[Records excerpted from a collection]

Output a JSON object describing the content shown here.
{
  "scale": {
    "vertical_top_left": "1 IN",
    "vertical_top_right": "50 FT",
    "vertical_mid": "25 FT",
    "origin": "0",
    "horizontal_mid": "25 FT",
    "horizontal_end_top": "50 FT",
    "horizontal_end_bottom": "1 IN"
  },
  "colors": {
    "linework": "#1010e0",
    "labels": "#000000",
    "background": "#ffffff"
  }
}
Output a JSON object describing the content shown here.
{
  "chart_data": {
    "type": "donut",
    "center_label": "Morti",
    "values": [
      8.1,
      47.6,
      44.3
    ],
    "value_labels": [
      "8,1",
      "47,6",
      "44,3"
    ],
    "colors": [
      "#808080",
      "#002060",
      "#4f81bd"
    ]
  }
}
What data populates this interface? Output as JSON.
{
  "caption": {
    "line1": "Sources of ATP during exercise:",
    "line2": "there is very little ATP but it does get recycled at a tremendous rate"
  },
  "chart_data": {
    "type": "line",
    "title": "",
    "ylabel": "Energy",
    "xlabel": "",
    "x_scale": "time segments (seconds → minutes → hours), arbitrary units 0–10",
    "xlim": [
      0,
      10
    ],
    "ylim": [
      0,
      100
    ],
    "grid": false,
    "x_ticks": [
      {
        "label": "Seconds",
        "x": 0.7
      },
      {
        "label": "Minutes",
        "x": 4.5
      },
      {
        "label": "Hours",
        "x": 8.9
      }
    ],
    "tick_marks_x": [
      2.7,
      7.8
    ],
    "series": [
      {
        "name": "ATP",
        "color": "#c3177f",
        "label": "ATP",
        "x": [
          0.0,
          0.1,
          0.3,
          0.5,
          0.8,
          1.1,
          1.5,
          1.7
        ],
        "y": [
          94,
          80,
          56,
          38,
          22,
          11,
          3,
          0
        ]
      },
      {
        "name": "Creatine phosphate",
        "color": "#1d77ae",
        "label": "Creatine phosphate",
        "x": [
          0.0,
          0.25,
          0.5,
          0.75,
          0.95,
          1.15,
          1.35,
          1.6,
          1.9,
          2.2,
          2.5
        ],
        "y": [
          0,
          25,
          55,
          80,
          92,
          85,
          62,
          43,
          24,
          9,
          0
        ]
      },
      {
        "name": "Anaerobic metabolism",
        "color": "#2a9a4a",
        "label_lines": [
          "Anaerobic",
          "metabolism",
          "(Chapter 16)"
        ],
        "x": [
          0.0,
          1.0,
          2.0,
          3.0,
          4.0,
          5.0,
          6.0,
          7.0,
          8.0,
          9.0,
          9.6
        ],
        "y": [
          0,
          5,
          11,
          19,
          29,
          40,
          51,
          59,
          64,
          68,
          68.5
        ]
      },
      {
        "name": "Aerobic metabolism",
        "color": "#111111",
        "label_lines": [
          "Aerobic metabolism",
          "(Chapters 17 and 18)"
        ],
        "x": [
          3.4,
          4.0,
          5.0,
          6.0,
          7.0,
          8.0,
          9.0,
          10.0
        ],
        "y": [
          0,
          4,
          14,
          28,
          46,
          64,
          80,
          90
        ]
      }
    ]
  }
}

• **Your task**
From the records above, pull out each line that has "name".

• **Response to this exercise**
        "name": "ATP",
        "name": "Creatine phosphate",
        "name": "Anaerobic metabolism",
        "name": "Aerobic metabolism",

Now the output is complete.